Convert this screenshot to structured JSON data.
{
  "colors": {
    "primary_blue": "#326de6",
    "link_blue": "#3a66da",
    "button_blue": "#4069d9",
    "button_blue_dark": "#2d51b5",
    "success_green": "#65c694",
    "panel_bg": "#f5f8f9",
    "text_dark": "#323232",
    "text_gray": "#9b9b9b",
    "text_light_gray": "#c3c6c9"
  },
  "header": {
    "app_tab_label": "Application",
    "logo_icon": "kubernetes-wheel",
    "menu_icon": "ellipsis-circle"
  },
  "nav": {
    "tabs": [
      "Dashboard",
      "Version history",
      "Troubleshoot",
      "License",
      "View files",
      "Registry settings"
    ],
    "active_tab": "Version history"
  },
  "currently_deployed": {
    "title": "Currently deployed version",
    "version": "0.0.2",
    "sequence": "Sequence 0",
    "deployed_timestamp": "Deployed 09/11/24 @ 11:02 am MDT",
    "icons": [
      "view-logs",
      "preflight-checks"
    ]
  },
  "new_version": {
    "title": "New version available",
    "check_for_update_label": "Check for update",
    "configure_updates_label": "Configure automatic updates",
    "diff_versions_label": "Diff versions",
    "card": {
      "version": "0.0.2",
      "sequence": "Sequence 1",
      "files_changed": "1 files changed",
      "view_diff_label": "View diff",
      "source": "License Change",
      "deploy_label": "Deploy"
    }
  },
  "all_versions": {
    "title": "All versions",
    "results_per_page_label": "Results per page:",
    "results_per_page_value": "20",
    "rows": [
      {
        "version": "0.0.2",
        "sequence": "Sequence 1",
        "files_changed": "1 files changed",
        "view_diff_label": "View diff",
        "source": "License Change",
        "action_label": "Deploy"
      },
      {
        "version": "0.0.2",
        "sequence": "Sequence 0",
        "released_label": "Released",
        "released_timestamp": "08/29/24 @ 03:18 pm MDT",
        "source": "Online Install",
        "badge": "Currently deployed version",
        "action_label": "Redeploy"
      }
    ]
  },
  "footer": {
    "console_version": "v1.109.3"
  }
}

==================================================

EXERCISE INSTRUCTIONS
All of the data needs to be printed once more, exactly.

WRITTEN SOLUTION
Convert this screenshot to structured JSON data.
{
  "colors": {
    "primary_blue": "#326de6",
    "link_blue": "#3a66da",
    "button_blue": "#4069d9",
    "button_blue_dark": "#2d51b5",
    "success_green": "#65c694",
    "panel_bg": "#f5f8f9",
    "text_dark": "#323232",
    "text_gray": "#9b9b9b",
    "text_light_gray": "#c3c6c9"
  },
  "header": {
    "app_tab_label": "Application",
    "logo_icon": "kubernetes-wheel",
    "menu_icon": "ellipsis-circle"
  },
  "nav": {
    "tabs": [
      "Dashboard",
      "Version history",
      "Troubleshoot",
      "License",
      "View files",
      "Registry settings"
    ],
    "active_tab": "Version history"
  },
  "currently_deployed": {
    "title": "Currently deployed version",
    "version": "0.0.2",
    "sequence": "Sequence 0",
    "deployed_timestamp": "Deployed 09/11/24 @ 11:02 am MDT",
    "icons": [
      "view-logs",
      "preflight-checks"
    ]
  },
  "new_version": {
    "title": "New version available",
    "check_for_update_label": "Check for update",
    "configure_updates_label": "Configure automatic updates",
    "diff_versions_label": "Diff versions",
    "card": {
      "version": "0.0.2",
      "sequence": "Sequence 1",
      "files_changed": "1 files changed",
      "view_diff_label": "View diff",
      "source": "License Change",
      "deploy_label": "Deploy"
    }
  },
  "all_versions": {
    "title": "All versions",
    "results_per_page_label": "Results per page:",
    "results_per_page_value": "20",
    "rows": [
      {
        "version": "0.0.2",
        "sequence": "Sequence 1",
        "files_changed": "1 files changed",
        "view_diff_label": "View diff",
        "source": "License Change",
        "action_label": "Deploy"
      },
      {
        "version": "0.0.2",
        "sequence": "Sequence 0",
        "released_label": "Released",
        "released_timestamp": "08/29/24 @ 03:18 pm MDT",
        "source": "Online Install",
        "badge": "Currently deployed version",
        "action_label": "Redeploy"
      }
    ]
  },
  "footer": {
    "console_version": "v1.109.3"
  }
}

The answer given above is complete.